-- START OF Records for the task --

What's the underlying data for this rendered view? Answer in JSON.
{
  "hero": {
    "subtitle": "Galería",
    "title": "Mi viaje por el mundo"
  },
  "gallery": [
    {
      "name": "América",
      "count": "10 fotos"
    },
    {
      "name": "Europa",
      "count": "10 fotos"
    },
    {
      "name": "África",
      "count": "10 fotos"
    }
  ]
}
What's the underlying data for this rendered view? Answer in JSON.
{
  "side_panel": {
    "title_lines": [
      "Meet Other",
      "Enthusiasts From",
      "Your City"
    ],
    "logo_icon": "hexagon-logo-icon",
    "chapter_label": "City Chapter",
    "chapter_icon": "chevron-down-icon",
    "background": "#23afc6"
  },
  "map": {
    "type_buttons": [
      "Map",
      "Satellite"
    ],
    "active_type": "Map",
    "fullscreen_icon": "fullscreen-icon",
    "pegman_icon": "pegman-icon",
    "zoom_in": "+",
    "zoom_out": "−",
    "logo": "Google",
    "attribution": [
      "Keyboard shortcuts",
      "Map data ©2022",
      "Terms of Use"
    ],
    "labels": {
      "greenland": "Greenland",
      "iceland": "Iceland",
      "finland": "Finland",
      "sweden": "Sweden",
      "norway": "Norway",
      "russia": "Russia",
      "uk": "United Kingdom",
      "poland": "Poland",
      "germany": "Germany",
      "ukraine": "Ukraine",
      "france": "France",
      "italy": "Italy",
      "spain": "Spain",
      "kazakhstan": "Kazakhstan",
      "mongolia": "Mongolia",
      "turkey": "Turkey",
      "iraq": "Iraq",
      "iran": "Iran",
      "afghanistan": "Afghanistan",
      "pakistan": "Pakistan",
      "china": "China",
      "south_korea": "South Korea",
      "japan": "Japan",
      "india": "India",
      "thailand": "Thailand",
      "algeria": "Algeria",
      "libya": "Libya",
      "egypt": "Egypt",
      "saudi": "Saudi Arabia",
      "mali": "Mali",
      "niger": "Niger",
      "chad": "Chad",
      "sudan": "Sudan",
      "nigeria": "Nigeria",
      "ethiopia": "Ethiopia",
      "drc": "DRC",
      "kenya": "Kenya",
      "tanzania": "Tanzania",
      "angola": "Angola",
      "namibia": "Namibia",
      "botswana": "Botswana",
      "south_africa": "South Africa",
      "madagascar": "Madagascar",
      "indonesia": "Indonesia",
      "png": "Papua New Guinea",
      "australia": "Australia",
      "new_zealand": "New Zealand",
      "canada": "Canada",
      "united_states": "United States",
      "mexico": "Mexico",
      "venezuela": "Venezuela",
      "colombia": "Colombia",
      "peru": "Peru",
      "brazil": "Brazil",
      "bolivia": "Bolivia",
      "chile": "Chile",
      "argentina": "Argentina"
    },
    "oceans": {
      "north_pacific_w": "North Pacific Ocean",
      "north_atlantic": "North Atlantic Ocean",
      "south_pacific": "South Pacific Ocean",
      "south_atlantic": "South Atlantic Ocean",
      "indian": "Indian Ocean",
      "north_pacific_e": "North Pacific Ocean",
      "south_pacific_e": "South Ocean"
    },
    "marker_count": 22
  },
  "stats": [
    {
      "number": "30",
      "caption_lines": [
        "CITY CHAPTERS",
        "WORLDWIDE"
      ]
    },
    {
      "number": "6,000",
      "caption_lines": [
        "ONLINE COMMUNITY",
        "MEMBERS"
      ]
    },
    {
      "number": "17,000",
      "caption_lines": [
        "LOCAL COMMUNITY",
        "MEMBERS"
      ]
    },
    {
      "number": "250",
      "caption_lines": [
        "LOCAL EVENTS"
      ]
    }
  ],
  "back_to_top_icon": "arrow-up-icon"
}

-- END OF Records for the task --
-- START OF Records for the task --

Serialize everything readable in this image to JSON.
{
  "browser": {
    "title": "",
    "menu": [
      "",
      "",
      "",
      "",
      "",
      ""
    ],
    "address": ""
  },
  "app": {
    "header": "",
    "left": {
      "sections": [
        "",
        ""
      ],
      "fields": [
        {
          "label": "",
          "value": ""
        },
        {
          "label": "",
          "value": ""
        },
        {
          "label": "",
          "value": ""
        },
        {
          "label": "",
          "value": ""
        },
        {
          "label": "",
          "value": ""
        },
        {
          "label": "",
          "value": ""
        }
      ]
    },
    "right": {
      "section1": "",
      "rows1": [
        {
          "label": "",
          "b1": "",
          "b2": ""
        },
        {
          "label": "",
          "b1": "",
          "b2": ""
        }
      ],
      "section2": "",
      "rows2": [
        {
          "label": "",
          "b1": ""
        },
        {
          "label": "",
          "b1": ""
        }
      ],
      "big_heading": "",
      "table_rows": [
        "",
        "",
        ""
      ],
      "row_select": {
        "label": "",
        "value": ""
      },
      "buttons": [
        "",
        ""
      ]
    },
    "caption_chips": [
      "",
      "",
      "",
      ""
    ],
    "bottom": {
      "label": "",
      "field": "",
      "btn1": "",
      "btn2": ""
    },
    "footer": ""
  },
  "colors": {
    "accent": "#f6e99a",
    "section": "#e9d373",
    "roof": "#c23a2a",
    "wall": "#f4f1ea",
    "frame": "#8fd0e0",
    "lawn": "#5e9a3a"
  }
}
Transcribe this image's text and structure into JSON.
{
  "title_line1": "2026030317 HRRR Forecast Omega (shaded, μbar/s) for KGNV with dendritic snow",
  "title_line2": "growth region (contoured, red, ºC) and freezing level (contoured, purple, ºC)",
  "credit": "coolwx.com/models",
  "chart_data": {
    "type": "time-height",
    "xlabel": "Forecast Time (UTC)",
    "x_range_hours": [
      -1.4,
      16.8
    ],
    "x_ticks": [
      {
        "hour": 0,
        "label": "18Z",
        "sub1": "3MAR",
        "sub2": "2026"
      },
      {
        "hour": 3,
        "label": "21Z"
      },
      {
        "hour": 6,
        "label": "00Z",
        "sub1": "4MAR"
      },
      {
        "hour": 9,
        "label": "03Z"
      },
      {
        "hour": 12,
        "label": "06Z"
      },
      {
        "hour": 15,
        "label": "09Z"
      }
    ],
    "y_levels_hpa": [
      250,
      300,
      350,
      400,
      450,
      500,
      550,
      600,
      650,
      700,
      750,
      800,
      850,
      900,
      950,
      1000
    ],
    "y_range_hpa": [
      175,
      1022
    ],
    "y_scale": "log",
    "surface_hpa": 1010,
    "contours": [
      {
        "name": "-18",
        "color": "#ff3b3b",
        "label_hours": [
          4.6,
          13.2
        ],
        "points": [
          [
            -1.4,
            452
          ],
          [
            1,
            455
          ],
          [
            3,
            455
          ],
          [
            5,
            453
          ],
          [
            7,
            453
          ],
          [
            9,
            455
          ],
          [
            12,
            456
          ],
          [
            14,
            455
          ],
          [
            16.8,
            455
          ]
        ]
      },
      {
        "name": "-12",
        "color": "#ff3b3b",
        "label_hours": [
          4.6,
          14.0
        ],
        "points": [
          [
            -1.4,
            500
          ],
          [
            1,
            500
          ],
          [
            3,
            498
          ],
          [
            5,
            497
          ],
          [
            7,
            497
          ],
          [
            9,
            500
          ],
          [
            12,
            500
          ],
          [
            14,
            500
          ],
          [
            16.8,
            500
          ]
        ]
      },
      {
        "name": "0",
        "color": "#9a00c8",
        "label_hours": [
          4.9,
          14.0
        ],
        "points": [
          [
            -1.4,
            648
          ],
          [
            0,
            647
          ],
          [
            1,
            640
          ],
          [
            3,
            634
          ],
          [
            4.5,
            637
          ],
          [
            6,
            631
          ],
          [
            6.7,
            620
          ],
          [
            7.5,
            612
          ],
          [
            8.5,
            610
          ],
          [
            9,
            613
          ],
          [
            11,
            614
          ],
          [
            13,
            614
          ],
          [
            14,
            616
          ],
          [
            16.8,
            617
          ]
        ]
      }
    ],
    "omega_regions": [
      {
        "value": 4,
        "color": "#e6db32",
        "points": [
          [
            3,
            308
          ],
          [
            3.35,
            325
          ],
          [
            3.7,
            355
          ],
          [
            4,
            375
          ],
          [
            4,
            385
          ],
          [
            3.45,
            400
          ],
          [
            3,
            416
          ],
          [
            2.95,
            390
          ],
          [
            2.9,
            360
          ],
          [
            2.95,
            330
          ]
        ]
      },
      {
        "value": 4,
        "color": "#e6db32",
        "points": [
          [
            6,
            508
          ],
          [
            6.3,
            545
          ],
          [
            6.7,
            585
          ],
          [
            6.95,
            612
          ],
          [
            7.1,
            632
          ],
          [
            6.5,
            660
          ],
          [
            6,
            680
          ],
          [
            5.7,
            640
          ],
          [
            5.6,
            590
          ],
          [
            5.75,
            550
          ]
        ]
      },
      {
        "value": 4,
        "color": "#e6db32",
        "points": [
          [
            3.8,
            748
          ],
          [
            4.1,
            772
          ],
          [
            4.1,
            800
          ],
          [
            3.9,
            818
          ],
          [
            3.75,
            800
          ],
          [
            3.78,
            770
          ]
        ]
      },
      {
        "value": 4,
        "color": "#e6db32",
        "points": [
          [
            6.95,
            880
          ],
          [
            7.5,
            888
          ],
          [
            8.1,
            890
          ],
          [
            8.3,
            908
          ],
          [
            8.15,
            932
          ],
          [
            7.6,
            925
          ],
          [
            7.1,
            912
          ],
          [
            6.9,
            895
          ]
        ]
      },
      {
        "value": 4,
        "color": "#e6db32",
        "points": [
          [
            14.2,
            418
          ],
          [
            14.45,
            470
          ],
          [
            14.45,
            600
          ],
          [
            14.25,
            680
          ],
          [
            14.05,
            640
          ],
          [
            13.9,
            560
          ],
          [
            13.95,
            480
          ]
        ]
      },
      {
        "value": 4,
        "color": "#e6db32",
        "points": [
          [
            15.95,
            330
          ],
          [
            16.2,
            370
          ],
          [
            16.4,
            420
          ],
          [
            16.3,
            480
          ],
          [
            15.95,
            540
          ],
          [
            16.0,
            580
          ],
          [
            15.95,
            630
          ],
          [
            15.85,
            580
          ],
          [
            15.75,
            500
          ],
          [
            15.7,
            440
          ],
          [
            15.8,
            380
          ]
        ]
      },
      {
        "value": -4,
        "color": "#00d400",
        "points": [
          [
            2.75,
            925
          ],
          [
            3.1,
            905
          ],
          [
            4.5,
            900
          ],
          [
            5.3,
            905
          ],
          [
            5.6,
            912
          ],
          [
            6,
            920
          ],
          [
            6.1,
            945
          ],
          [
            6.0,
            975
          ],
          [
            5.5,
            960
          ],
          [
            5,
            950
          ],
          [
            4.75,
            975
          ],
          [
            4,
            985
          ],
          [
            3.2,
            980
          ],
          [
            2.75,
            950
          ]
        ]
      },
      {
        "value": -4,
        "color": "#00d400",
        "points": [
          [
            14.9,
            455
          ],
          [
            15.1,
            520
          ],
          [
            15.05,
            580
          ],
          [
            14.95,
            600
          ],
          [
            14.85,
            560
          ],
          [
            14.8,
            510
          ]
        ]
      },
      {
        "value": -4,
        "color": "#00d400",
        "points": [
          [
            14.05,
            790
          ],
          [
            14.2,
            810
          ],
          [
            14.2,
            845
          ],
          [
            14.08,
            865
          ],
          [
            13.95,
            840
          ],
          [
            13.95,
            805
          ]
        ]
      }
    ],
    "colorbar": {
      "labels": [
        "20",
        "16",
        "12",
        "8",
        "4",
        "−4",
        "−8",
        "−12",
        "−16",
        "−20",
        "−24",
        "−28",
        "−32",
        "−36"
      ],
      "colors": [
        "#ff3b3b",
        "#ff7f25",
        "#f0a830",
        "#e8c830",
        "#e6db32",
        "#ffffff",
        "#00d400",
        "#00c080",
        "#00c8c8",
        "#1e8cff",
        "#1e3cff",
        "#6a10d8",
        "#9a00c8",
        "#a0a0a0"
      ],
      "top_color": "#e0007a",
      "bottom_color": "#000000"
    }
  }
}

-- END OF Records for the task --

Given task: Scan the data for the word "Forecast" and copy every line where it shows up.

Solved problem:
  "title_line1": "2026030317 HRRR Forecast Omega (shaded, μbar/s) for KGNV with dendritic snow",
    "xlabel": "Forecast Time (UTC)",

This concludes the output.